• YOUR OBJECTIVE: Retype the line in which "Output a JSON object describing the text" appears, then every line after it until the records end. Leave out the pictures.

• SOURCE MATERIAL:
## start

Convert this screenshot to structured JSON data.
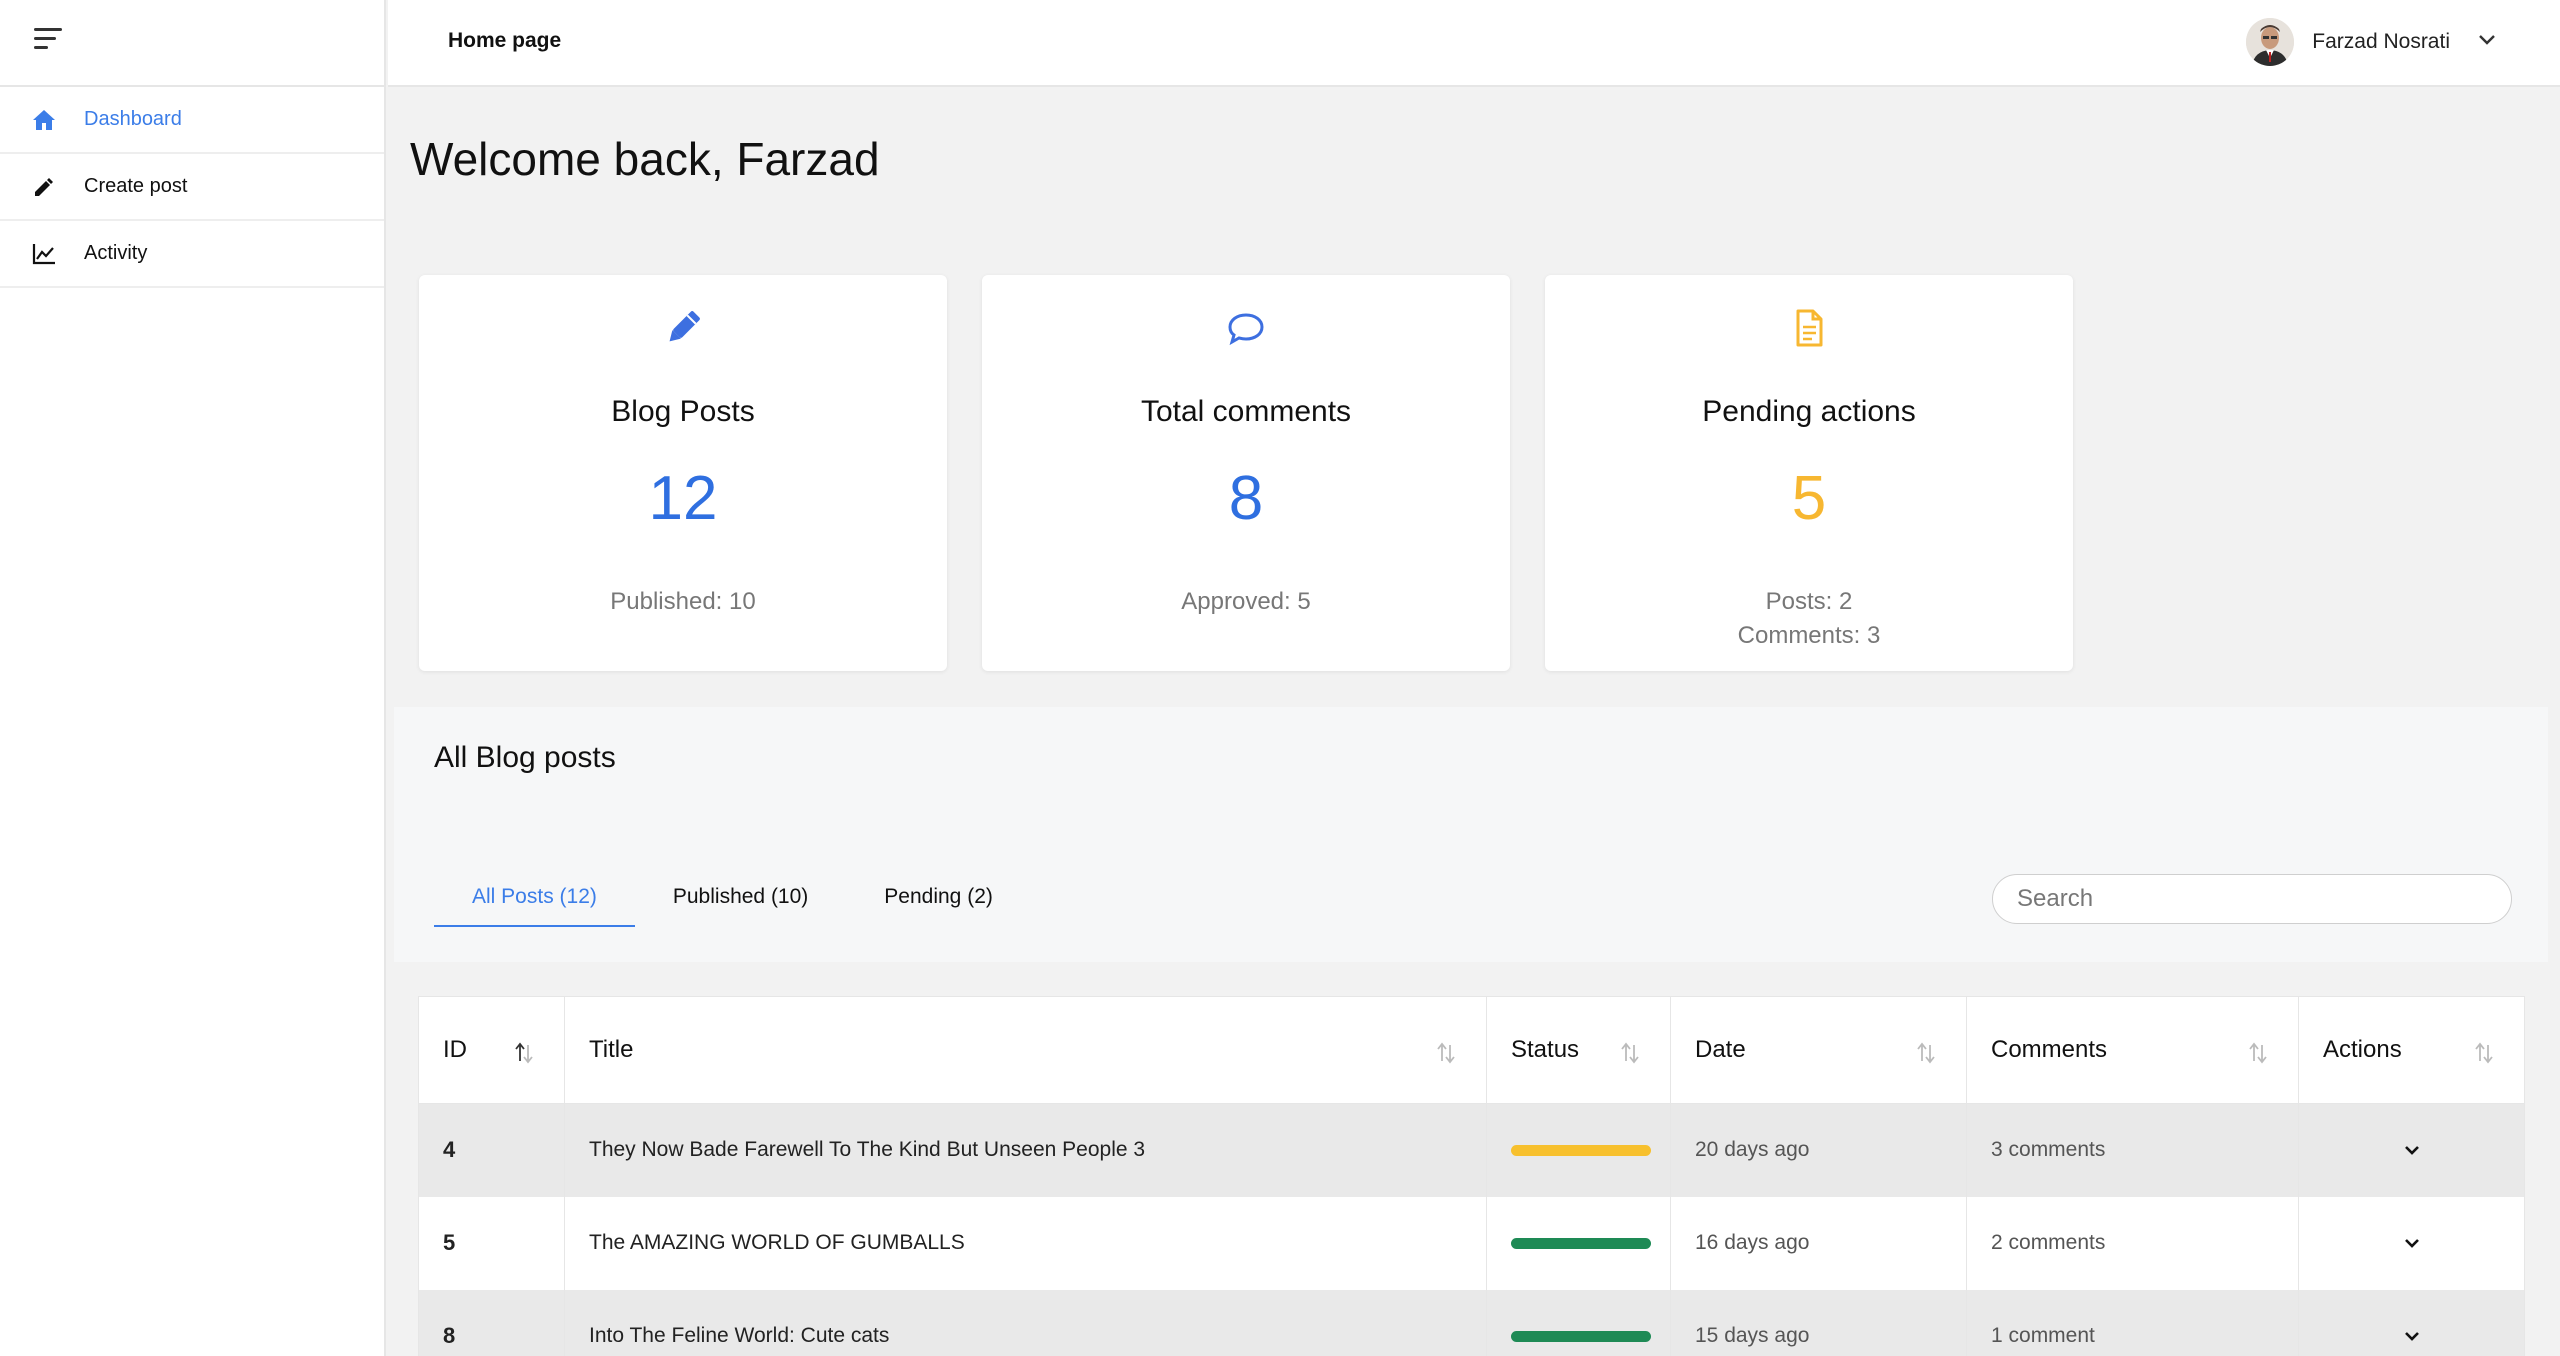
{
  "header": {
    "title": "Home page",
    "user_name": "Farzad Nosrati"
  },
  "sidebar": {
    "items": [
      {
        "label": "Dashboard",
        "icon": "home-icon",
        "active": true
      },
      {
        "label": "Create post",
        "icon": "pencil-icon",
        "active": false
      },
      {
        "label": "Activity",
        "icon": "chart-icon",
        "active": false
      }
    ]
  },
  "welcome": "Welcome back, Farzad",
  "cards": [
    {
      "title": "Blog Posts",
      "value": "12",
      "sub1": "Published: 10",
      "sub2": "",
      "icon": "pencil-icon",
      "color": "#2f6fe0"
    },
    {
      "title": "Total comments",
      "value": "8",
      "sub1": "Approved: 5",
      "sub2": "",
      "icon": "chat-icon",
      "color": "#2f6fe0"
    },
    {
      "title": "Pending actions",
      "value": "5",
      "sub1": "Posts: 2",
      "sub2": "Comments: 3",
      "icon": "document-icon",
      "color": "#f7b731"
    }
  ],
  "posts": {
    "heading": "All Blog posts",
    "tabs": [
      {
        "label": "All Posts (12)",
        "active": true
      },
      {
        "label": "Published (10)",
        "active": false
      },
      {
        "label": "Pending (2)",
        "active": false
      }
    ],
    "search_placeholder": "Search",
    "columns": [
      "ID",
      "Title",
      "Status",
      "Date",
      "Comments",
      "Actions"
    ],
    "rows": [
      {
        "id": "4",
        "title": "They Now Bade Farewell To The Kind But Unseen People 3",
        "status": "pending",
        "date": "20 days ago",
        "comments": "3 comments"
      },
      {
        "id": "5",
        "title": "The AMAZING WORLD OF GUMBALLS",
        "status": "published",
        "date": "16 days ago",
        "comments": "2 comments"
      },
      {
        "id": "8",
        "title": "Into The Feline World: Cute cats",
        "status": "published",
        "date": "15 days ago",
        "comments": "1 comment"
      }
    ]
  },
  "colors": {
    "accent": "#3b7de8",
    "pending": "#f7c02d",
    "published": "#1e8a55"
  }
}
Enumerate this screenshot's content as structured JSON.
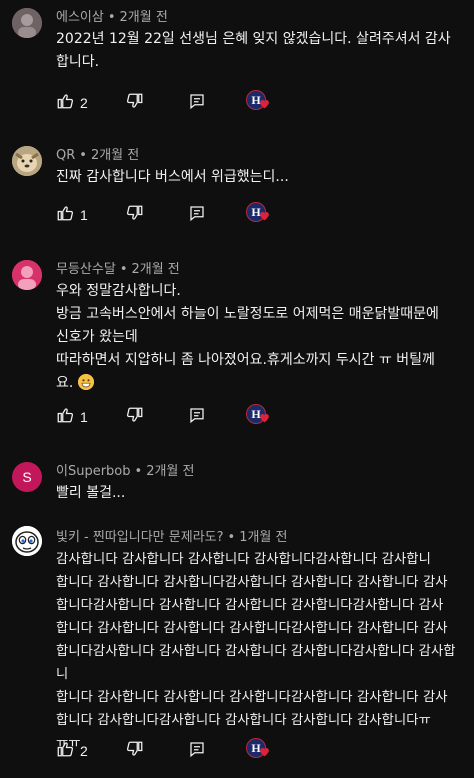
{
  "comments": [
    {
      "author": "에스이삼",
      "time": "2개월 전",
      "text": "2022년 12월 22일 선생님 은혜 잊지 않겠습니다. 살려주셔서 감사\n합니다.",
      "likes": "2",
      "avatar_color": "#8a7a7c",
      "avatar_letter": ""
    },
    {
      "author": "QR",
      "time": "2개월 전",
      "text": "진짜 감사합니다 버스에서 위급했는디...",
      "likes": "1",
      "avatar_color": "#c9b79a",
      "avatar_letter": ""
    },
    {
      "author": "무등산수달",
      "time": "2개월 전",
      "text": "우와 정말감사합니다.\n방금 고속버스안에서 하늘이 노랄정도로  어제먹은 매운닭발때문에\n신호가 왔는데\n따라하면서 지압하니 좀 나아졌어요.휴게소까지 두시간 ㅠ 버틸께\n요.",
      "likes": "1",
      "avatar_color": "#d8326a",
      "avatar_letter": ""
    },
    {
      "author": "이Superbob",
      "time": "2개월 전",
      "text": "빨리 볼걸...",
      "likes": "",
      "avatar_color": "#c2185b",
      "avatar_letter": "S"
    },
    {
      "author": "빛키 - 찐따입니다만 문제라도?",
      "time": "1개월 전",
      "text": "감사합니다 감사합니다 감사합니다 감사합니다감사합니다 감사합니\n합니다 감사합니다 감사합니다감사합니다 감사합니다 감사합니다 감사\n합니다감사합니다 감사합니다 감사합니다 감사합니다감사합니다 감사\n합니다 감사합니다 감사합니다 감사합니다감사합니다 감사합니다 감사\n합니다감사합니다 감사합니다 감사합니다 감사합니다감사합니다 감사합니\n합니다 감사합니다 감사합니다 감사합니다감사합니다 감사합니다 감사\n합니다 감사합니다감사합니다 감사합니다 감사합니다 감사합니다ㅠ\nㅠㅠ",
      "likes": "2",
      "avatar_color": "#ffffff",
      "avatar_letter": ""
    }
  ],
  "icons": {
    "like": "thumbs-up-icon",
    "dislike": "thumbs-down-icon",
    "reply": "reply-icon",
    "creator_heart": "creator-heart-badge"
  },
  "creator_badge_letter": "H",
  "colors": {
    "background": "#0f0f0f",
    "text": "#f1f1f1",
    "meta": "#aaaaaa",
    "heart": "#e0213a"
  }
}
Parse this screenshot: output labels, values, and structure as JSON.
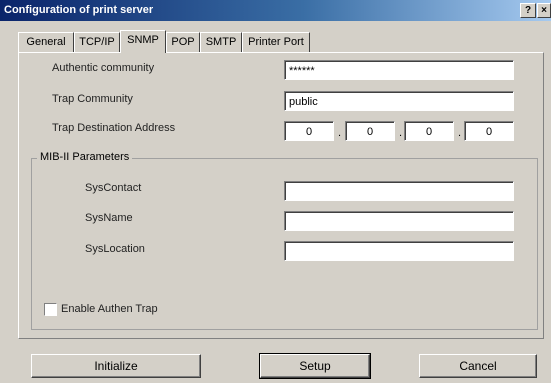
{
  "window": {
    "title": "Configuration of print server",
    "help_label": "?",
    "close_label": "×"
  },
  "tabs": [
    {
      "label": "General"
    },
    {
      "label": "TCP/IP"
    },
    {
      "label": "SNMP"
    },
    {
      "label": "POP"
    },
    {
      "label": "SMTP"
    },
    {
      "label": "Printer Port"
    }
  ],
  "active_tab": "SNMP",
  "snmp": {
    "authentic_community": {
      "label": "Authentic community",
      "value": "******"
    },
    "trap_community": {
      "label": "Trap Community",
      "value": "public"
    },
    "trap_destination": {
      "label": "Trap Destination Address",
      "octets": [
        "0",
        "0",
        "0",
        "0"
      ],
      "separator": "."
    }
  },
  "mib": {
    "group_title": "MIB-II Parameters",
    "sys_contact": {
      "label": "SysContact",
      "value": ""
    },
    "sys_name": {
      "label": "SysName",
      "value": ""
    },
    "sys_location": {
      "label": "SysLocation",
      "value": ""
    }
  },
  "enable_authen_trap": {
    "label": "Enable Authen Trap",
    "checked": false
  },
  "buttons": {
    "initialize": "Initialize",
    "setup": "Setup",
    "cancel": "Cancel"
  }
}
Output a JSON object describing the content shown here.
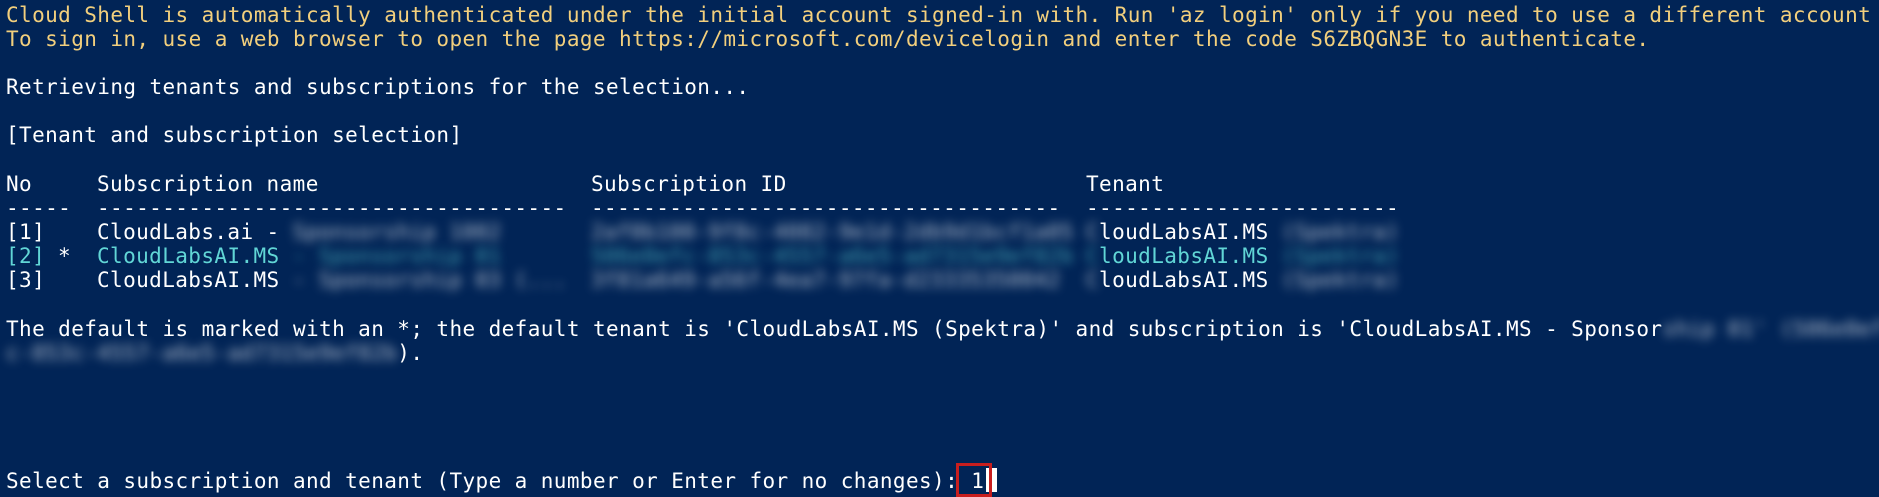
{
  "terminal": {
    "intro": [
      "Cloud Shell is automatically authenticated under the initial account signed-in with. Run 'az login' only if you need to use a different account",
      "To sign in, use a web browser to open the page https://microsoft.com/devicelogin and enter the code S6ZBQGN3E to authenticate."
    ],
    "retrieving": "Retrieving tenants and subscriptions for the selection...",
    "section_header": "[Tenant and subscription selection]",
    "table": {
      "headers": {
        "no": "No",
        "name": "Subscription name",
        "id": "Subscription ID",
        "tenant": "Tenant"
      },
      "dividers": {
        "no": "-----",
        "name": "------------------------------------",
        "id": "------------------------------------",
        "tenant": "------------------------"
      },
      "rows": [
        {
          "no": "[1]",
          "marker": "",
          "name": "CloudLabs.ai -",
          "name_redacted": " Sponsorship 1002",
          "id_redacted": "2af0b100-9f8c-4082-9e1d-2db9d1bcf1a05",
          "tenant_pre": "C",
          "tenant": "loudLabsAI.MS",
          "tenant_redacted": " (Spektra)",
          "selected_default": false
        },
        {
          "no": "[2]",
          "marker": "*",
          "name": "CloudLabsAI.MS",
          "name_redacted": " - Sponsorship 01",
          "id_redacted": "506e0efc-853c-4557-a6e5-ad7315e9ef82b",
          "tenant_pre": "C",
          "tenant": "loudLabsAI.MS",
          "tenant_redacted": " (Spektra)",
          "selected_default": true
        },
        {
          "no": "[3]",
          "marker": "",
          "name": "CloudLabsAI.MS",
          "name_redacted": " - Sponsorship 03 (...",
          "id_redacted": "3f81a649-a56f-4ea7-97fa-d23335350042",
          "tenant_pre": "C",
          "tenant": "loudLabsAI.MS",
          "tenant_redacted": " (Spektra)",
          "selected_default": false
        }
      ]
    },
    "default_line1": "The default is marked with an *; the default tenant is 'CloudLabsAI.MS (Spektra)' and subscription is 'CloudLabsAI.MS - Sponsor",
    "default_line1_redacted": "ship 01' (506e0ef",
    "default_line2_pre": "c",
    "default_line2_redacted": "-853c-4557-a6e5-ad7315e9ef82b",
    "default_line2_post": ").",
    "prompt": "Select a subscription and tenant (Type a number or Enter for no changes): ",
    "input_value": "1"
  },
  "colors": {
    "background": "#012456",
    "text": "#ffffff",
    "warning": "#f2cf7d",
    "highlight": "#61d6d6",
    "annotation": "#c81e1e"
  }
}
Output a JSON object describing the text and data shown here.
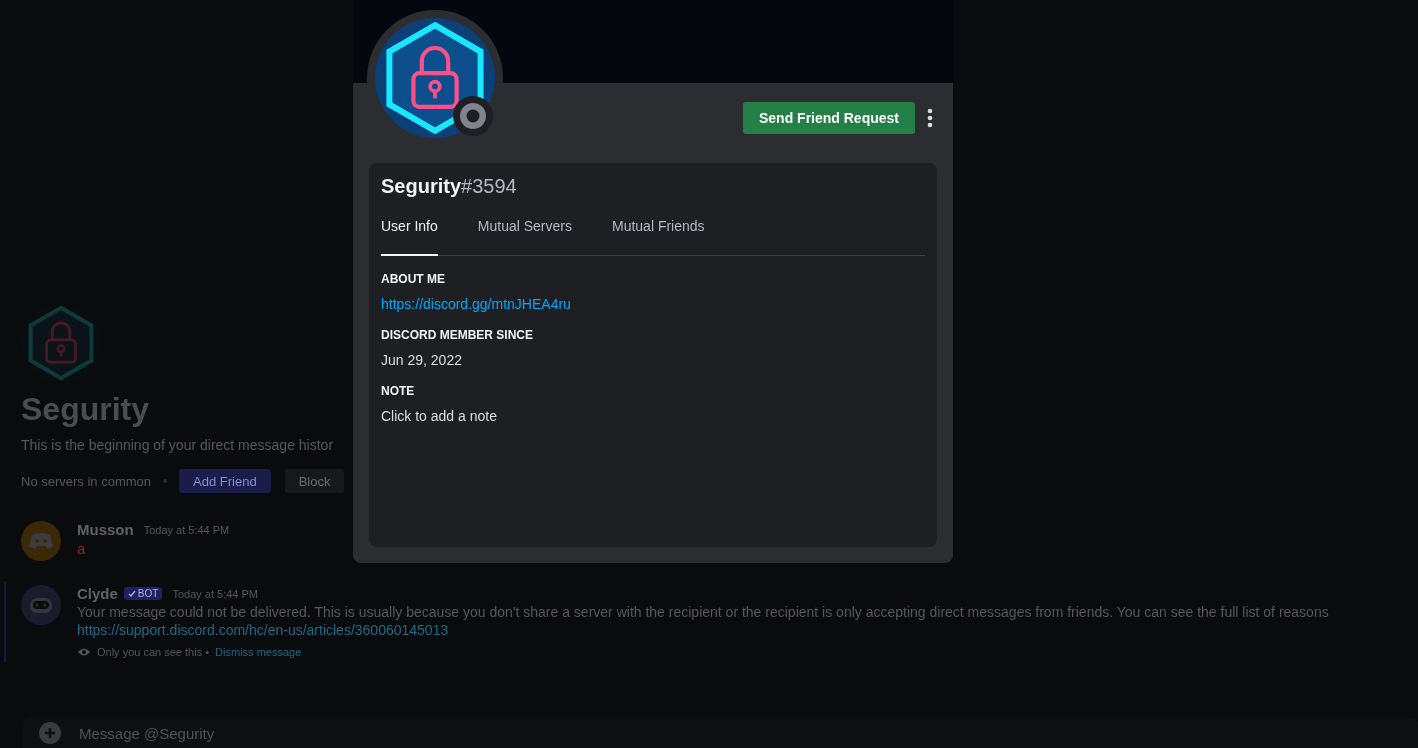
{
  "dm_header": {
    "name": "Segurity",
    "intro": "This is the beginning of your direct message histor",
    "mutual": "No servers in common",
    "buttons": [
      {
        "label": "Add Friend",
        "kind": "primary"
      },
      {
        "label": "Block",
        "kind": "secondary"
      }
    ]
  },
  "messages": [
    {
      "author": "Musson",
      "kind": "user",
      "time": "Today at 5:44 PM",
      "text": "a"
    },
    {
      "author": "Clyde",
      "kind": "bot",
      "badge": "BOT",
      "time": "Today at 5:44 PM",
      "text": "Your message could not be delivered. This is usually because you don't share a server with the recipient or the recipient is only accepting direct messages from friends. You can see the full list of reasons",
      "link": "https://support.discord.com/hc/en-us/articles/360060145013",
      "note": "Only you can see this •",
      "dismiss": "Dismiss message"
    }
  ],
  "composer": {
    "placeholder": "Message @Segurity"
  },
  "profile": {
    "username": "Segurity",
    "discriminator": "#3594",
    "action": "Send Friend Request",
    "tabs": [
      {
        "label": "User Info",
        "selected": true
      },
      {
        "label": "Mutual Servers",
        "selected": false
      },
      {
        "label": "Mutual Friends",
        "selected": false
      }
    ],
    "sections": [
      {
        "heading": "ABOUT ME",
        "kind": "link",
        "text": "https://discord.gg/mtnJHEA4ru"
      },
      {
        "heading": "DISCORD MEMBER SINCE",
        "kind": "text",
        "text": "Jun 29, 2022"
      },
      {
        "heading": "NOTE",
        "kind": "text",
        "text": "Click to add a note"
      }
    ]
  }
}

## end

• REPLY:
Output a JSON object describing the text and data shown here.
{
  "dm_header": {
    "name": "Segurity",
    "intro": "This is the beginning of your direct message histor",
    "mutual": "No servers in common",
    "buttons": [
      {
        "label": "Add Friend",
        "kind": "primary"
      },
      {
        "label": "Block",
        "kind": "secondary"
      }
    ]
  },
  "messages": [
    {
      "author": "Musson",
      "kind": "user",
      "time": "Today at 5:44 PM",
      "text": "a"
    },
    {
      "author": "Clyde",
      "kind": "bot",
      "badge": "BOT",
      "time": "Today at 5:44 PM",
      "text": "Your message could not be delivered. This is usually because you don't share a server with the recipient or the recipient is only accepting direct messages from friends. You can see the full list of reasons",
      "link": "https://support.discord.com/hc/en-us/articles/360060145013",
      "note": "Only you can see this •",
      "dismiss": "Dismiss message"
    }
  ],
  "composer": {
    "placeholder": "Message @Segurity"
  },
  "profile": {
    "username": "Segurity",
    "discriminator": "#3594",
    "action": "Send Friend Request",
    "tabs": [
      {
        "label": "User Info",
        "selected": true
      },
      {
        "label": "Mutual Servers",
        "selected": false
      },
      {
        "label": "Mutual Friends",
        "selected": false
      }
    ],
    "sections": [
      {
        "heading": "ABOUT ME",
        "kind": "link",
        "text": "https://discord.gg/mtnJHEA4ru"
      },
      {
        "heading": "DISCORD MEMBER SINCE",
        "kind": "text",
        "text": "Jun 29, 2022"
      },
      {
        "heading": "NOTE",
        "kind": "text",
        "text": "Click to add a note"
      }
    ]
  }
}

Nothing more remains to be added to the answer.